### DIRECTIONS
Send back the records in full, character for character.

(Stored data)
────────────────────
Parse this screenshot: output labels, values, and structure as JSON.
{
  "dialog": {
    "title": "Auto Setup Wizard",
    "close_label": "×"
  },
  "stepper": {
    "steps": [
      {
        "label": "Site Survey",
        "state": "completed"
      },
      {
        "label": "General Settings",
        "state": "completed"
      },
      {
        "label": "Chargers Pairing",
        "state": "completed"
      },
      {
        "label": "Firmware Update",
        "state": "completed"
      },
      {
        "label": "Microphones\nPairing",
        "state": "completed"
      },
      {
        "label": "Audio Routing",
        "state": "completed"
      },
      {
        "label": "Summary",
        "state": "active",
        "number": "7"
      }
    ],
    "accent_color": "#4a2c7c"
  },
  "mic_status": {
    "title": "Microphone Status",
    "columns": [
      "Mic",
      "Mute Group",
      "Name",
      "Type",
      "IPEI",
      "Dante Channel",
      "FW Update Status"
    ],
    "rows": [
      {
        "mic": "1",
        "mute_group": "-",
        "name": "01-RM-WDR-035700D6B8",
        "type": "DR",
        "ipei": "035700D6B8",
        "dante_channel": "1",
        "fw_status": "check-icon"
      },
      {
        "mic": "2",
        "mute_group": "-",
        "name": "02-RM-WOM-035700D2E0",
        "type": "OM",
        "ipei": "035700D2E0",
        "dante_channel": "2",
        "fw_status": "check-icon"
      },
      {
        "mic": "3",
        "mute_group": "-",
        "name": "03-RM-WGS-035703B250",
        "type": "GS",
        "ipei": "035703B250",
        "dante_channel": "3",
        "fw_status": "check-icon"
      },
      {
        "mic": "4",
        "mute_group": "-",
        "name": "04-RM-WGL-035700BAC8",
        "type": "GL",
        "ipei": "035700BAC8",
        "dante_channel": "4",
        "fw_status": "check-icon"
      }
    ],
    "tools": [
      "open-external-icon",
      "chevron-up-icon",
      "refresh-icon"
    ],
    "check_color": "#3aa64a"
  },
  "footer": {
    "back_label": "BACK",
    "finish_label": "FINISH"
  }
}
────────────────────
### EXPECTED ANSWER
Parse this screenshot: output labels, values, and structure as JSON.
{
  "dialog": {
    "title": "Auto Setup Wizard",
    "close_label": "×"
  },
  "stepper": {
    "steps": [
      {
        "label": "Site Survey",
        "state": "completed"
      },
      {
        "label": "General Settings",
        "state": "completed"
      },
      {
        "label": "Chargers Pairing",
        "state": "completed"
      },
      {
        "label": "Firmware Update",
        "state": "completed"
      },
      {
        "label": "Microphones\nPairing",
        "state": "completed"
      },
      {
        "label": "Audio Routing",
        "state": "completed"
      },
      {
        "label": "Summary",
        "state": "active",
        "number": "7"
      }
    ],
    "accent_color": "#4a2c7c"
  },
  "mic_status": {
    "title": "Microphone Status",
    "columns": [
      "Mic",
      "Mute Group",
      "Name",
      "Type",
      "IPEI",
      "Dante Channel",
      "FW Update Status"
    ],
    "rows": [
      {
        "mic": "1",
        "mute_group": "-",
        "name": "01-RM-WDR-035700D6B8",
        "type": "DR",
        "ipei": "035700D6B8",
        "dante_channel": "1",
        "fw_status": "check-icon"
      },
      {
        "mic": "2",
        "mute_group": "-",
        "name": "02-RM-WOM-035700D2E0",
        "type": "OM",
        "ipei": "035700D2E0",
        "dante_channel": "2",
        "fw_status": "check-icon"
      },
      {
        "mic": "3",
        "mute_group": "-",
        "name": "03-RM-WGS-035703B250",
        "type": "GS",
        "ipei": "035703B250",
        "dante_channel": "3",
        "fw_status": "check-icon"
      },
      {
        "mic": "4",
        "mute_group": "-",
        "name": "04-RM-WGL-035700BAC8",
        "type": "GL",
        "ipei": "035700BAC8",
        "dante_channel": "4",
        "fw_status": "check-icon"
      }
    ],
    "tools": [
      "open-external-icon",
      "chevron-up-icon",
      "refresh-icon"
    ],
    "check_color": "#3aa64a"
  },
  "footer": {
    "back_label": "BACK",
    "finish_label": "FINISH"
  }
}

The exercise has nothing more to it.